## BRANO SCELTO
Per capire l’instabilità della situazione attuale si può far riferimento al cosiddetto “trilemma della sicurezza della zona euro” (fig.1) presentato in un recente working paper dell’ESRB (Comitato europeo per il rischio sistemico).
Fig.1 Safety trilemma of the eurozone. Trilemma della sicurezza della zona euro. Tratto da Ad van Riet (2017), “Addressing the safety trilemma: a safe sovereign asset for the Eurozone”, ESRB Working paper series, No.35
Secondo questo trilemma non si può avere contemporaneamente la stabilità finanziaria dell’area euro, libertà di circolazione dei capitali, e safe asset nazionali. Solo due delle tre opzioni possono essere contemporaneamente soddisfatte e se la scelta vuole essere quella della conservazione della moneta unica (e pertanto la libera circolazione dei capitali e la stabilità finanziaria) deve essere necessariamente trovato uno strumento sovranazionale che funzioni da safe asset.
Al momento quello strumento è rappresentato dalle riserve della BCE, emesse in larga quantità nell’ambito dei vari interventi compiuti in questi anni. Le riserve della Banca Centrale Europea però sono acquisibili soltanto dalle istituzioni finanziarie che partecipano all’Eurosistema. Istituzioni estere o non finanziarie (quali ad esempio i fondi pensione e le assicurazioni) non vi hanno accesso. La funzione di safe asset per tutti i soggetti che non hanno accesso alle riserve di banca centrale è, come detto, svolta essenzialmente dal titolo di Stato tedesco. In questa situazione, se dovesse presentarsi una nuova crisi finanziaria, è estremamente probabile che si riaccendano gli stessi flussi transfrontalieri che hanno portato ad un passo dalla distruzione il sistema della moneta unica.
Ci dobbiamo pertanto chiedere in quale modo può essere risolto il trilemma della sicurezza affinché possa essere superato l’equilibrio instabile raggiunto.
Il trilemma della sicurezza viene risolto, in maniera più logica, introducendo un’entità fiscale sovranazionale che emetta titoli di credito. Un’unica entità sovranazionale che accentri specifiche funzioni fiscali di tassazione e spesa e che emetta titoli governativi sovranazionali risolverebbe sia il problema della mancanza di uno strumento di assorbimento degli shock asimmetrici all’interno dell’area euro, sia il problema della mancanza di un safe asset comune. Questo tipo di soluzione, che viene generalmente inquadrata con la formula di Unione fiscale e Eurobond, è non solo improbabile nelle condizioni attuali, ma anche profondamente antistorica.
Allora cosa fare?
Tra i vari strumenti presentati, due sono quelli verso i quali si vanno concentrando i maggiori sforzi di implementazione: i Blue Bond/Red Bond e gli European Safe Bond.
La prima soluzione, presentata originariamente dal think tank Bruegel, si basa sul segmentare i titoli di Stato emessi da ciascun Paese in due parti. Una prima parte, cosiddetta blu, sarà la parte più sicura del debito pubblico, quella che può essere ristrutturata solo dopo che l’altra parte, quella rossa, sia stata completamente azzerata. In questo modo, con una tranche rossa sufficientemente grande, si mette al riparo gli investitori da perdite sulla parte blu.

## Righe dei riquadri degli elementi
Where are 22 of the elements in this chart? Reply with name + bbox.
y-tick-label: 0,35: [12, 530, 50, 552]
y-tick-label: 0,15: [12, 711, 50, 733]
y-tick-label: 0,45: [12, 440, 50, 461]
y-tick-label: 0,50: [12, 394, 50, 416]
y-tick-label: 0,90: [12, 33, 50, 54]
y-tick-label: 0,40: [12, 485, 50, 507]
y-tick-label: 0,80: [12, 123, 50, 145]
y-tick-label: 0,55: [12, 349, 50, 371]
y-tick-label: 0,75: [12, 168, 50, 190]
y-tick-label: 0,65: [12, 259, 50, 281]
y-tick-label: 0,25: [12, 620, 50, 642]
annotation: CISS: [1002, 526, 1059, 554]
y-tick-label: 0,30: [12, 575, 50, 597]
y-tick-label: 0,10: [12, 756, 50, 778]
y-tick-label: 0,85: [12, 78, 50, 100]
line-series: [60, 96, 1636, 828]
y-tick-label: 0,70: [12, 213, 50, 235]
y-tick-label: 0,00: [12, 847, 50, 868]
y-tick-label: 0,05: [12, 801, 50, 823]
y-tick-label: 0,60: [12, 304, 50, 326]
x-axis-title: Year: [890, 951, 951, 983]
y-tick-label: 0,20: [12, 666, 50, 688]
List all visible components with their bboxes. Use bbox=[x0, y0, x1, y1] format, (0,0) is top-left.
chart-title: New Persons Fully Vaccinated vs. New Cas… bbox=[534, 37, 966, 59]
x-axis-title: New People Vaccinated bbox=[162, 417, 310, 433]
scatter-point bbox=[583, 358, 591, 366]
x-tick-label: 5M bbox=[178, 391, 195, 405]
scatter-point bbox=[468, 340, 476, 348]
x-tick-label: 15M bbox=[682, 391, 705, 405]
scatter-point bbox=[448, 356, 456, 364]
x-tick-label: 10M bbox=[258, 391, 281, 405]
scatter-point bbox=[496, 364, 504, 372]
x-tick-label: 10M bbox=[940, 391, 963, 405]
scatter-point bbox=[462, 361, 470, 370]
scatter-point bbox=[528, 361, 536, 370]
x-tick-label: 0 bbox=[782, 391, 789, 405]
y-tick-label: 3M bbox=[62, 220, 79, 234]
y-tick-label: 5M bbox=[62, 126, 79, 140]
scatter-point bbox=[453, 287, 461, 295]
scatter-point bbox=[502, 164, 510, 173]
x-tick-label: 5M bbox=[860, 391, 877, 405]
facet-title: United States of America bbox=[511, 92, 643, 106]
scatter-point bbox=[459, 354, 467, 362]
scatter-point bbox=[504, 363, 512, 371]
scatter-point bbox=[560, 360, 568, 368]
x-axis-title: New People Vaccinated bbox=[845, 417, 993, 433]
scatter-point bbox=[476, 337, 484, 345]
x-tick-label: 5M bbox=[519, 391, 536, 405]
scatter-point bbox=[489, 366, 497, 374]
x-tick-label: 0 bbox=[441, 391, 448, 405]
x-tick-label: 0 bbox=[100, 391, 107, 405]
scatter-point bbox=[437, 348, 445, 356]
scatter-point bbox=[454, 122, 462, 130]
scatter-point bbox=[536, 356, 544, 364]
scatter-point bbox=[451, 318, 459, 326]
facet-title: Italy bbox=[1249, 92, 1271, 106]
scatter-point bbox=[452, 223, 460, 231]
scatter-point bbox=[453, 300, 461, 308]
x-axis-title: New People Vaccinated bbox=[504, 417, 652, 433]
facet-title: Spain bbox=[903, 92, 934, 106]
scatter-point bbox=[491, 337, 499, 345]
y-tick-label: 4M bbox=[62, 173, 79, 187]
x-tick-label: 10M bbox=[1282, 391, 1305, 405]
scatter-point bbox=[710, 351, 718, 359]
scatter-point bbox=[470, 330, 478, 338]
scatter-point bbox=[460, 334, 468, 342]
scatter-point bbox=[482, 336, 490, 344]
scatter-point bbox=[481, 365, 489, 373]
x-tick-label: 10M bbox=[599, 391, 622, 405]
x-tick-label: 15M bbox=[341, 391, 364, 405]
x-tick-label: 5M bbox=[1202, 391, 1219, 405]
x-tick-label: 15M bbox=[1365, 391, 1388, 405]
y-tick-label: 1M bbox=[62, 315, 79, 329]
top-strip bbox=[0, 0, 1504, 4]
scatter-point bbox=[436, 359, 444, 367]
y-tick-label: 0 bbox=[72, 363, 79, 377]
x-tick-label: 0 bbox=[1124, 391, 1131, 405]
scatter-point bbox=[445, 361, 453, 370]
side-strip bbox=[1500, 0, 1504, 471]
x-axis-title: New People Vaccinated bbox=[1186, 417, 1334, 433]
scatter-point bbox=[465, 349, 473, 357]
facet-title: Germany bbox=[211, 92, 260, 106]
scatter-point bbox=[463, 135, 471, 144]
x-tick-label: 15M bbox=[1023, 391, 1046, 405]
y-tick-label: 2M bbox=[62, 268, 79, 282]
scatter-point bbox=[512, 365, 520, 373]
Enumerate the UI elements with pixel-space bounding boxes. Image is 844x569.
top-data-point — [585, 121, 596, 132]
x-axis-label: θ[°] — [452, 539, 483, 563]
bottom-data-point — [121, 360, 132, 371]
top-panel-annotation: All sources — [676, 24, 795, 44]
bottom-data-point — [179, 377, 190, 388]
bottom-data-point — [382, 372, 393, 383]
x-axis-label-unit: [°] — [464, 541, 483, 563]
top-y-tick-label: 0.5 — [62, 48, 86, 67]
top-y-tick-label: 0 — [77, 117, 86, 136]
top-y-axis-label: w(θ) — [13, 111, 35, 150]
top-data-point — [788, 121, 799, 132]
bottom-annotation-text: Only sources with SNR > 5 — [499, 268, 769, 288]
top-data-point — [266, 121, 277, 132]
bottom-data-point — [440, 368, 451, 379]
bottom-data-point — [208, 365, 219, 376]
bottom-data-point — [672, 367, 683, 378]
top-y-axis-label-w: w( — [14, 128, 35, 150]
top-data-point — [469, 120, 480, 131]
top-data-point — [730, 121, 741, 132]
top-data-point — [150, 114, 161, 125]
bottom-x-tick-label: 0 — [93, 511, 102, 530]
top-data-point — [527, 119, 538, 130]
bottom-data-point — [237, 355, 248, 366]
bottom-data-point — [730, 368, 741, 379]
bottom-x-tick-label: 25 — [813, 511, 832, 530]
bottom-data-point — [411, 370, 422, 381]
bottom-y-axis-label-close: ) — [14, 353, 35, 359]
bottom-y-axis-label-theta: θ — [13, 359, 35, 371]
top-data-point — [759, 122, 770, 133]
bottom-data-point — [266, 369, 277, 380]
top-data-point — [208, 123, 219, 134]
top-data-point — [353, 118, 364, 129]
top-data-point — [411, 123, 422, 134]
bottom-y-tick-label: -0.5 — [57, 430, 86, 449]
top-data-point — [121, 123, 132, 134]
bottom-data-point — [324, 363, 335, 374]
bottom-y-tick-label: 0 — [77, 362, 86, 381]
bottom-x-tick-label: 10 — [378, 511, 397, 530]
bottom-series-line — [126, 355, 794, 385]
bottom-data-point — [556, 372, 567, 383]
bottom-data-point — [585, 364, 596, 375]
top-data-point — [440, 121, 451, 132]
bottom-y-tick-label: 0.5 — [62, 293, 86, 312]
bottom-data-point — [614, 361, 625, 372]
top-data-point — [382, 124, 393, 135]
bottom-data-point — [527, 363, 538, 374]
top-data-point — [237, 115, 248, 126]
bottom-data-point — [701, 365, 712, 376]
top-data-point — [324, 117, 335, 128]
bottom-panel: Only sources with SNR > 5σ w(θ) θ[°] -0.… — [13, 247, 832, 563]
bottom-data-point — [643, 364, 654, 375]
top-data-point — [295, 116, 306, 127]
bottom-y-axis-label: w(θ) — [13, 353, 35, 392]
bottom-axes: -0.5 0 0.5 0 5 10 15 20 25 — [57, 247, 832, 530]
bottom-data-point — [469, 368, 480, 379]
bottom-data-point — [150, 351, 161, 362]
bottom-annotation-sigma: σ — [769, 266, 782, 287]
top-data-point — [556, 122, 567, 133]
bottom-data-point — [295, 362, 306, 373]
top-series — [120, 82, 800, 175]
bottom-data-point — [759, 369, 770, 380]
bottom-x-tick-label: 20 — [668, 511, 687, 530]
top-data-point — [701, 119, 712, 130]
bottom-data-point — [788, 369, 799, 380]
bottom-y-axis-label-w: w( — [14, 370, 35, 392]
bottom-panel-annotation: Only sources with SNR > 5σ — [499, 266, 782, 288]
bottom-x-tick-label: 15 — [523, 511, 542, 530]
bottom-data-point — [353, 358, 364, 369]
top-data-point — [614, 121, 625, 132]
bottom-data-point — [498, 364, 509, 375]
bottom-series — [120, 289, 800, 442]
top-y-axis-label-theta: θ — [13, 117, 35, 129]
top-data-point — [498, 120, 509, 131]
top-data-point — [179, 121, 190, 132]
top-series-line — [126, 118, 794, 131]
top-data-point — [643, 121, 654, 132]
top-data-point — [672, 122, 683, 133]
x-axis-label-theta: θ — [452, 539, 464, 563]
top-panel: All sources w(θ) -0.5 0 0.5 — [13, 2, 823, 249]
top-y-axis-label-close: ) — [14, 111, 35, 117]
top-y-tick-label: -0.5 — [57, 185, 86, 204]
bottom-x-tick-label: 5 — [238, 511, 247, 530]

## ATTIVITÀ DA SVOLGERE
a. Riporta dal brano sul trilemma della sicurezza della zona euro il tratto da "Il trilemma della sicurezza viene" fino a "Allora cosa fare?".
b. Traduci in inglese questa frase del brano sul trilemma della sicurezza della zona euro: "Tra i vari strumenti presentati, due sono quelli verso i quali si vanno concentrando i maggiori sforzi di implementazione: i Blue Bond/Red Bond e gli European Safe Bond."

## SOLUZIONI SVOLTE
a.
Il trilemma della sicurezza viene risolto, in maniera più logica, introducendo un’entità fiscale sovranazionale che emetta titoli di credito. Un’unica entità sovranazionale che accentri specifiche funzioni fiscali di tassazione e spesa e che emetta titoli governativi sovranazionali risolverebbe sia il problema della mancanza di uno strumento di assorbimento degli shock asimmetrici all’interno dell’area euro, sia il problema della mancanza di un safe asset comune. Questo tipo di soluzione, che viene generalmente inquadrata con la formula di Unione fiscale e Eurobond, è non solo improbabile nelle condizioni attuali, ma anche profondamente antistorica.
Allora cosa fare?

b. Among the various instruments presented, two are the ones on which the greatest implementation efforts are being concentrated: Blue Bonds/Red Bonds and European Safe Bonds.